▶ _Task brief_
Across the listing below, how many lines hold "JSON"? Reply with the number by itself.

(Chart and figure data)
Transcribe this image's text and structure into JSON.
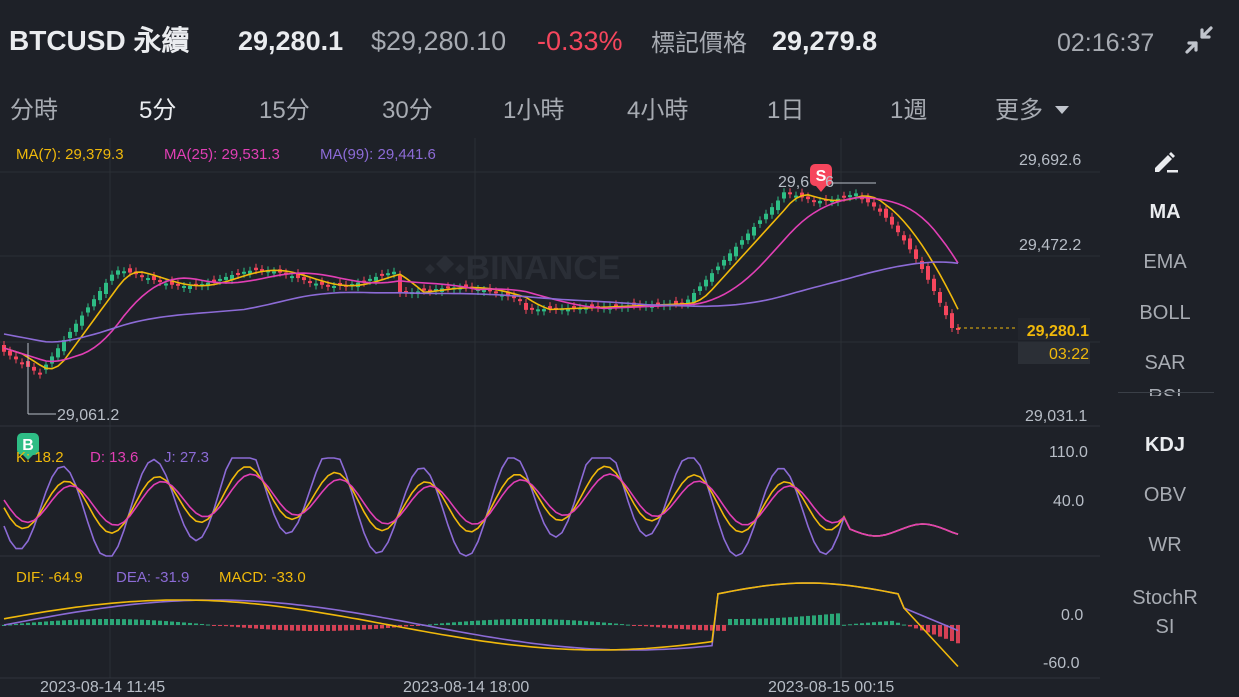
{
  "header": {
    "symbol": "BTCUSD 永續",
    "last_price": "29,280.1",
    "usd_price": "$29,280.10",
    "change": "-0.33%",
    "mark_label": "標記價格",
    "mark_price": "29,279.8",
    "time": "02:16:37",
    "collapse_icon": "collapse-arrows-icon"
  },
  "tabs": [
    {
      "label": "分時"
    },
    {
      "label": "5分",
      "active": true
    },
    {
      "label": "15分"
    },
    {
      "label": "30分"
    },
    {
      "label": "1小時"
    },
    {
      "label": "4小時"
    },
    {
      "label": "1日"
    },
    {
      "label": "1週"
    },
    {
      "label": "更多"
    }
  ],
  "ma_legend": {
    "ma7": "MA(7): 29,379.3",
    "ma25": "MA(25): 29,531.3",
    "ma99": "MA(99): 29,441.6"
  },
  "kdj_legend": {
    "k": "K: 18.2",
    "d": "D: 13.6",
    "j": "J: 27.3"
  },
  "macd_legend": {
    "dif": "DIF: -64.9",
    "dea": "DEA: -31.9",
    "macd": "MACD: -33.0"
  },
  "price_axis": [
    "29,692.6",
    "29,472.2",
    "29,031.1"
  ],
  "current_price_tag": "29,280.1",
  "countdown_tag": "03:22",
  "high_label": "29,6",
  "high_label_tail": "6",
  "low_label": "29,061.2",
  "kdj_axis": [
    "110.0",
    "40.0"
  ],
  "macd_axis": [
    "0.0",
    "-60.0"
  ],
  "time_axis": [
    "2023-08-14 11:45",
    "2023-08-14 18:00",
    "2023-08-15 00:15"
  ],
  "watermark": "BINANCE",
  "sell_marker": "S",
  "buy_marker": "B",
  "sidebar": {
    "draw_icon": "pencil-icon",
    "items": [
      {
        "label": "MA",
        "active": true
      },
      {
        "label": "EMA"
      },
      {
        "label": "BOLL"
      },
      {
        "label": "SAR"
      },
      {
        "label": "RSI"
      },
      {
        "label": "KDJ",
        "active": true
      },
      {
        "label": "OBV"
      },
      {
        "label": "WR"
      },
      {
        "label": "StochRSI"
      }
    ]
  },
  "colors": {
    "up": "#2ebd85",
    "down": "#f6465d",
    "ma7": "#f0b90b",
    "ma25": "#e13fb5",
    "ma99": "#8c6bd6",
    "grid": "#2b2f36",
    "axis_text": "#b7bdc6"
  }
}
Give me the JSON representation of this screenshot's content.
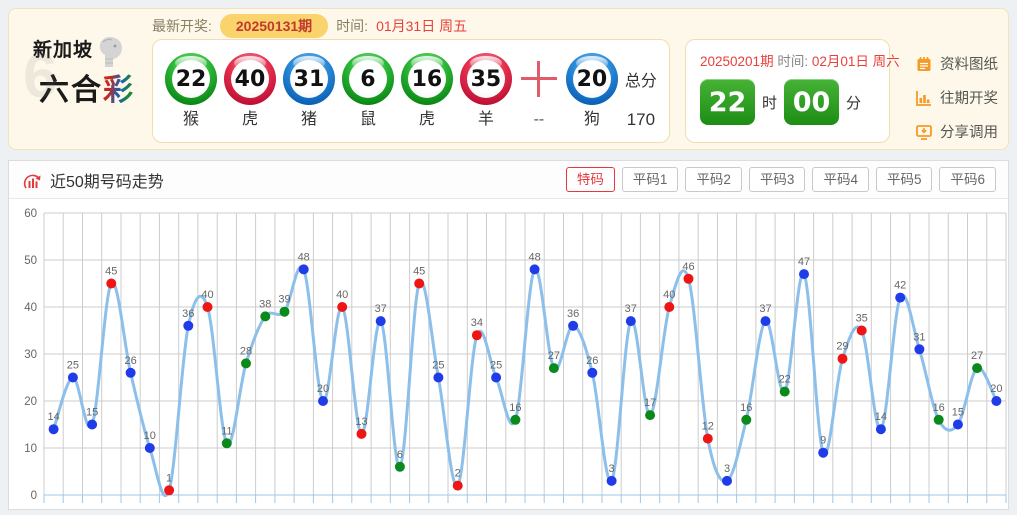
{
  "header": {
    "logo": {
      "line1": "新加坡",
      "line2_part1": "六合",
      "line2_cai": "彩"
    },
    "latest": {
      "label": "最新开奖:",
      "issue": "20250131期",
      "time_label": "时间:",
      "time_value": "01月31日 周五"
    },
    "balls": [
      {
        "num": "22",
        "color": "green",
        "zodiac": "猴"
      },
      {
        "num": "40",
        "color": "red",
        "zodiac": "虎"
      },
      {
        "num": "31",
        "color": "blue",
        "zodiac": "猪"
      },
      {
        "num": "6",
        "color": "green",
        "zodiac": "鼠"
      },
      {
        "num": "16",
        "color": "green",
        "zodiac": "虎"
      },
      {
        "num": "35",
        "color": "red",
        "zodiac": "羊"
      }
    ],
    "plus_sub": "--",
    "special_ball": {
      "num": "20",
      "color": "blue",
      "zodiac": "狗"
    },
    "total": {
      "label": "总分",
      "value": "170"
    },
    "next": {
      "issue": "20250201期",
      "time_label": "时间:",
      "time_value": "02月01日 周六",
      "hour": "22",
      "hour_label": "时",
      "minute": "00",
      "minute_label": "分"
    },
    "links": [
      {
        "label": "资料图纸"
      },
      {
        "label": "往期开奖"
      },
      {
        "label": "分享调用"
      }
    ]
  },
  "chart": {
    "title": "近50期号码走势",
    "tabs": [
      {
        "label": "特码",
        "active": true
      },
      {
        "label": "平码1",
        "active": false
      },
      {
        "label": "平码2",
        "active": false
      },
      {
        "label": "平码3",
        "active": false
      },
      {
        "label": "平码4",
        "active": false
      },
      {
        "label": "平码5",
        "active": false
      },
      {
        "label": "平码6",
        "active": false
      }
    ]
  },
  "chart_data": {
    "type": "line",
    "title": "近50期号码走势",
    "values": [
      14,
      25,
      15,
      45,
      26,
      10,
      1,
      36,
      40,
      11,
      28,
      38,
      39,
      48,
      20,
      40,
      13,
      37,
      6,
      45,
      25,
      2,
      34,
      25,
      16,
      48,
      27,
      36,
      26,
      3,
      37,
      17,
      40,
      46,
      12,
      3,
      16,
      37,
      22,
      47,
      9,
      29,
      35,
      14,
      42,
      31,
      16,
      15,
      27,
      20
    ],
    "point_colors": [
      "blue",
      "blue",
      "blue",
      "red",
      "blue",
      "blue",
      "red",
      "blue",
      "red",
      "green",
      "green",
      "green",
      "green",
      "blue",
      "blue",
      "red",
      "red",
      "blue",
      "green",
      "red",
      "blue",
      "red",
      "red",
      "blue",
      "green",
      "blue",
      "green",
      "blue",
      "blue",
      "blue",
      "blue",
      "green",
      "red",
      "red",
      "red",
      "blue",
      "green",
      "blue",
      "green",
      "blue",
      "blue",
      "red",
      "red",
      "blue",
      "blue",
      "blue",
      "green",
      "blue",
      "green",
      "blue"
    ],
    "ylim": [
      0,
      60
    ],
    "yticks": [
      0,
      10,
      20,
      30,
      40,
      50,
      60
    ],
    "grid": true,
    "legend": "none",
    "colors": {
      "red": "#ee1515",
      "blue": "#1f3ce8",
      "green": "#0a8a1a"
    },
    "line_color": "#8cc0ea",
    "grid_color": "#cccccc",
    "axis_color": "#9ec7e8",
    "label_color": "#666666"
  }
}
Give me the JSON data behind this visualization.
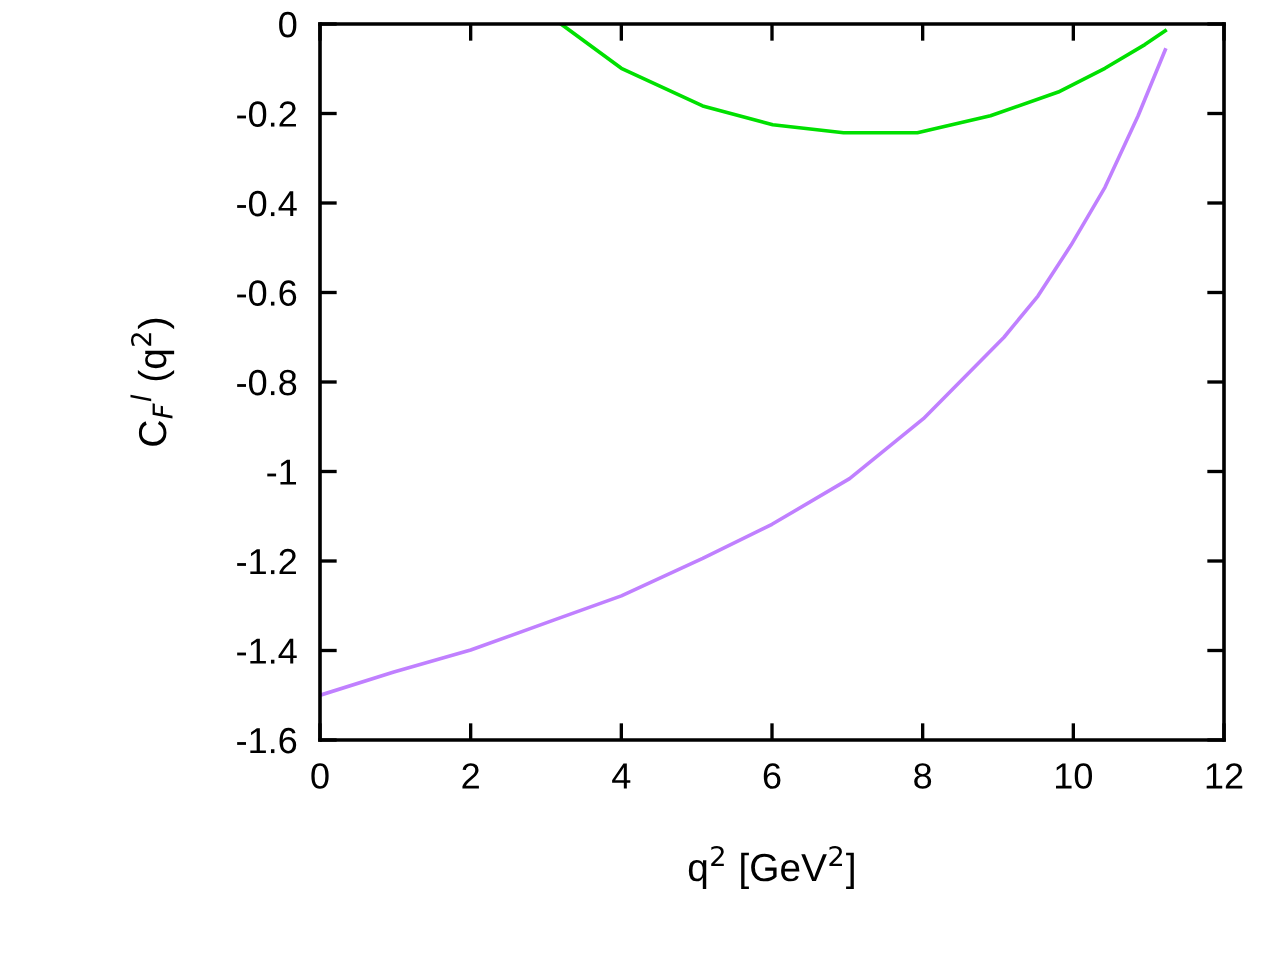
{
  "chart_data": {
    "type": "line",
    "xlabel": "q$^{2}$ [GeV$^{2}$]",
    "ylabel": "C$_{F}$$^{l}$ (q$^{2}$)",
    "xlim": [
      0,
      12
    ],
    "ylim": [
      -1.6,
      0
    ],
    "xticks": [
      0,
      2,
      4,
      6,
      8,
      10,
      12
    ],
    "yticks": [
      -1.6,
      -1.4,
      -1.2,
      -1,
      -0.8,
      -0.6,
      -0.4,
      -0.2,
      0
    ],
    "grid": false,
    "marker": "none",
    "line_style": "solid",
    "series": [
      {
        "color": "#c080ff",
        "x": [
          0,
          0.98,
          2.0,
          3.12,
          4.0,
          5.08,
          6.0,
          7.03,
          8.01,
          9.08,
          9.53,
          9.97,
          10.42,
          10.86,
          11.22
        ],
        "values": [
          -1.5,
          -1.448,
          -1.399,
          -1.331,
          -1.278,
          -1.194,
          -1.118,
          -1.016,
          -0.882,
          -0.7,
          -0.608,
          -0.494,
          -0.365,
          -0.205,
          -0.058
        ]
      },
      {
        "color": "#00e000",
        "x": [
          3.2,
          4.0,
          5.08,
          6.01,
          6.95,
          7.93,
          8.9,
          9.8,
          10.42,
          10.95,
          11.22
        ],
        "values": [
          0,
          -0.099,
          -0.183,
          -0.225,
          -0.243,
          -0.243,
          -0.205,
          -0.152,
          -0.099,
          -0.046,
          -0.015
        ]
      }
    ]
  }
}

▶ _Task answer_
3